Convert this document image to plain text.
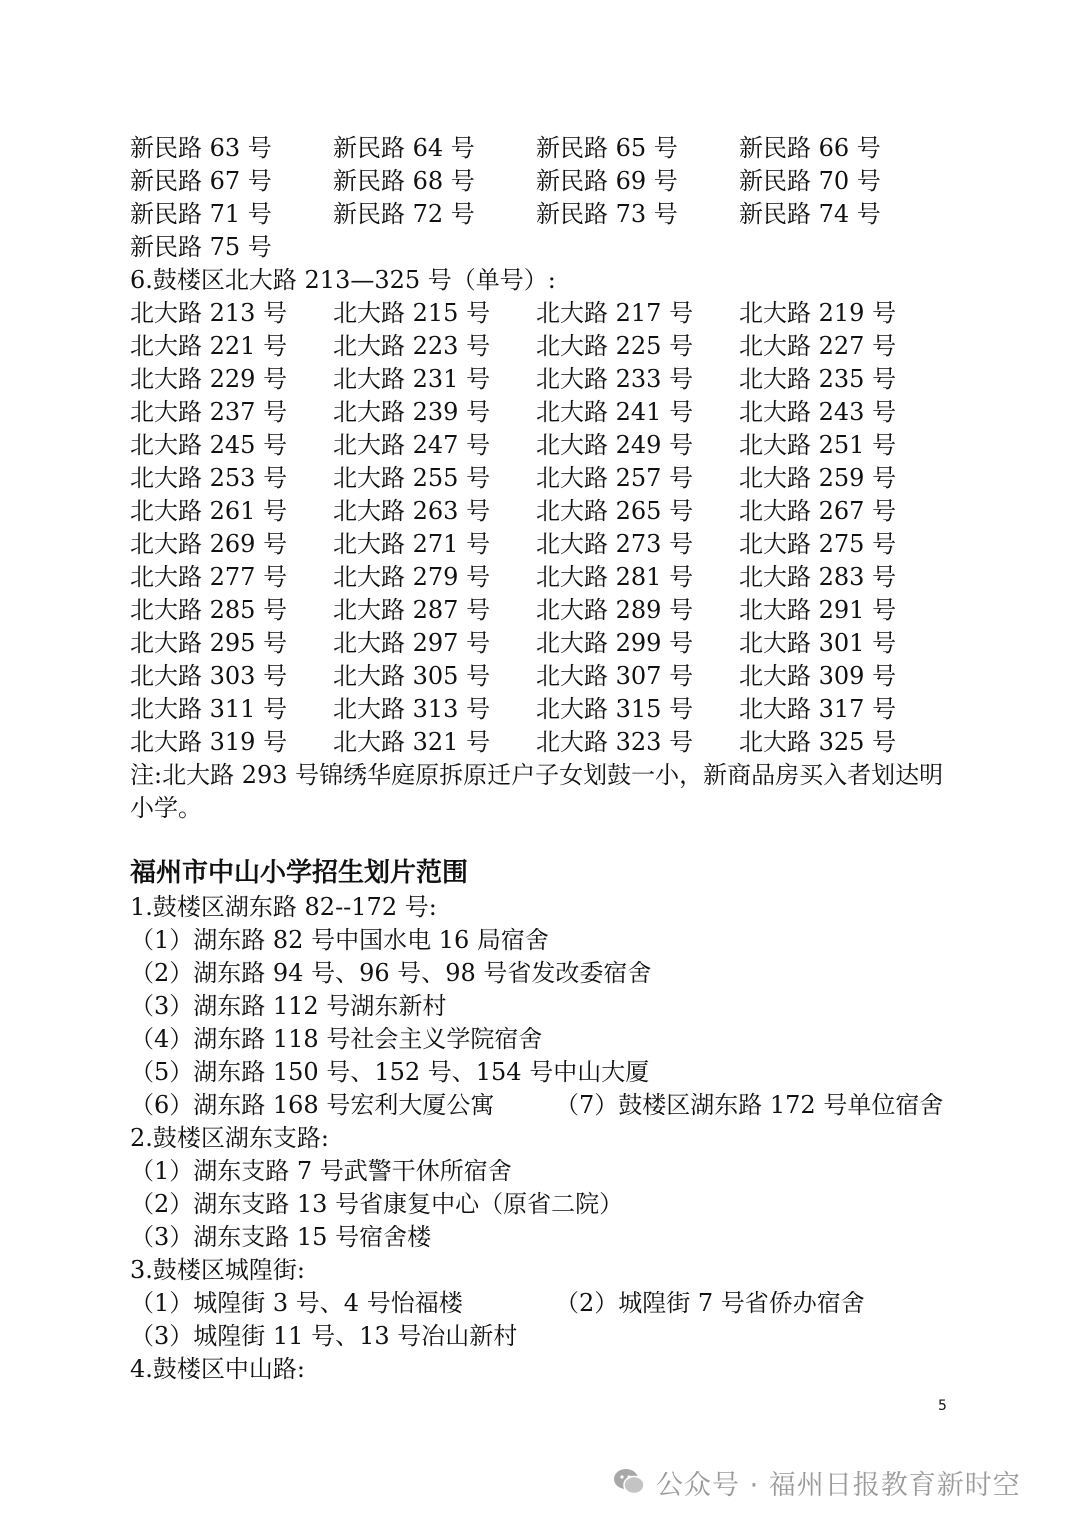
新民路 63 号	新民路 64 号	新民路 65 号	新民路 66 号
新民路 67 号	新民路 68 号	新民路 69 号	新民路 70 号
新民路 71 号	新民路 72 号	新民路 73 号	新民路 74 号
新民路 75 号
6.鼓楼区北大路 213—325 号（单号）:
北大路 213 号 北大路 215 号 北大路 217 号 北大路 219 号
北大路 221 号 北大路 223 号 北大路 225 号 北大路 227 号
北大路 229 号 北大路 231 号 北大路 233 号 北大路 235 号
北大路 237 号 北大路 239 号 北大路 241 号 北大路 243 号
北大路 245 号 北大路 247 号 北大路 249 号 北大路 251 号
北大路 253 号 北大路 255 号 北大路 257 号 北大路 259 号
北大路 261 号 北大路 263 号 北大路 265 号 北大路 267 号
北大路 269 号 北大路 271 号 北大路 273 号 北大路 275 号
北大路 277 号 北大路 279 号 北大路 281 号 北大路 283 号
北大路 285 号 北大路 287 号 北大路 289 号 北大路 291 号
北大路 295 号 北大路 297 号 北大路 299 号 北大路 301 号
北大路 303 号 北大路 305 号 北大路 307 号 北大路 309 号
北大路 311 号 北大路 313 号 北大路 315 号 北大路 317 号
北大路 319 号 北大路 321 号 北大路 323 号 北大路 325 号
注:北大路 293 号锦绣华庭原拆原迁户子女划鼓一小，新商品房买入者划达明小学。
福州市中山小学招生划片范围
1.鼓楼区湖东路 82--172 号:
（1）湖东路 82 号中国水电 16 局宿舍
（2）湖东路 94 号、96 号、98 号省发改委宿舍
（3）湖东路 112 号湖东新村
（4）湖东路 118 号社会主义学院宿舍
（5）湖东路 150 号、152 号、154 号中山大厦
（6）湖东路 168 号宏利大厦公寓	（7）鼓楼区湖东路 172 号单位宿舍
2.鼓楼区湖东支路:
（1）湖东支路 7 号武警干休所宿舍
（2）湖东支路 13 号省康复中心（原省二院）
（3）湖东支路 15 号宿舍楼
3.鼓楼区城隍街:
（1）城隍街 3 号、4 号怡福楼	（2）城隍街 7 号省侨办宿舍
（3）城隍街 11 号、13 号冶山新村
4.鼓楼区中山路:
5
公众号 · 福州日报教育新时空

▬▬▬▬▬▬▬▬▬▬

**WRITTEN PROBLEM**
Exclude the pictures and repeat every other part of the records word for word.

**RESULT OF THE EXERCISE**
Convert this document image to plain text.
新民路 63 号	新民路 64 号	新民路 65 号	新民路 66 号
新民路 67 号	新民路 68 号	新民路 69 号	新民路 70 号
新民路 71 号	新民路 72 号	新民路 73 号	新民路 74 号
新民路 75 号
6.鼓楼区北大路 213—325 号（单号）:
北大路 213 号 北大路 215 号 北大路 217 号 北大路 219 号
北大路 221 号 北大路 223 号 北大路 225 号 北大路 227 号
北大路 229 号 北大路 231 号 北大路 233 号 北大路 235 号
北大路 237 号 北大路 239 号 北大路 241 号 北大路 243 号
北大路 245 号 北大路 247 号 北大路 249 号 北大路 251 号
北大路 253 号 北大路 255 号 北大路 257 号 北大路 259 号
北大路 261 号 北大路 263 号 北大路 265 号 北大路 267 号
北大路 269 号 北大路 271 号 北大路 273 号 北大路 275 号
北大路 277 号 北大路 279 号 北大路 281 号 北大路 283 号
北大路 285 号 北大路 287 号 北大路 289 号 北大路 291 号
北大路 295 号 北大路 297 号 北大路 299 号 北大路 301 号
北大路 303 号 北大路 305 号 北大路 307 号 北大路 309 号
北大路 311 号 北大路 313 号 北大路 315 号 北大路 317 号
北大路 319 号 北大路 321 号 北大路 323 号 北大路 325 号
注:北大路 293 号锦绣华庭原拆原迁户子女划鼓一小，新商品房买入者划达明小学。
福州市中山小学招生划片范围
1.鼓楼区湖东路 82--172 号:
（1）湖东路 82 号中国水电 16 局宿舍
（2）湖东路 94 号、96 号、98 号省发改委宿舍
（3）湖东路 112 号湖东新村
（4）湖东路 118 号社会主义学院宿舍
（5）湖东路 150 号、152 号、154 号中山大厦
（6）湖东路 168 号宏利大厦公寓	（7）鼓楼区湖东路 172 号单位宿舍
2.鼓楼区湖东支路:
（1）湖东支路 7 号武警干休所宿舍
（2）湖东支路 13 号省康复中心（原省二院）
（3）湖东支路 15 号宿舍楼
3.鼓楼区城隍街:
（1）城隍街 3 号、4 号怡福楼	（2）城隍街 7 号省侨办宿舍
（3）城隍街 11 号、13 号冶山新村
4.鼓楼区中山路:
5
公众号 · 福州日报教育新时空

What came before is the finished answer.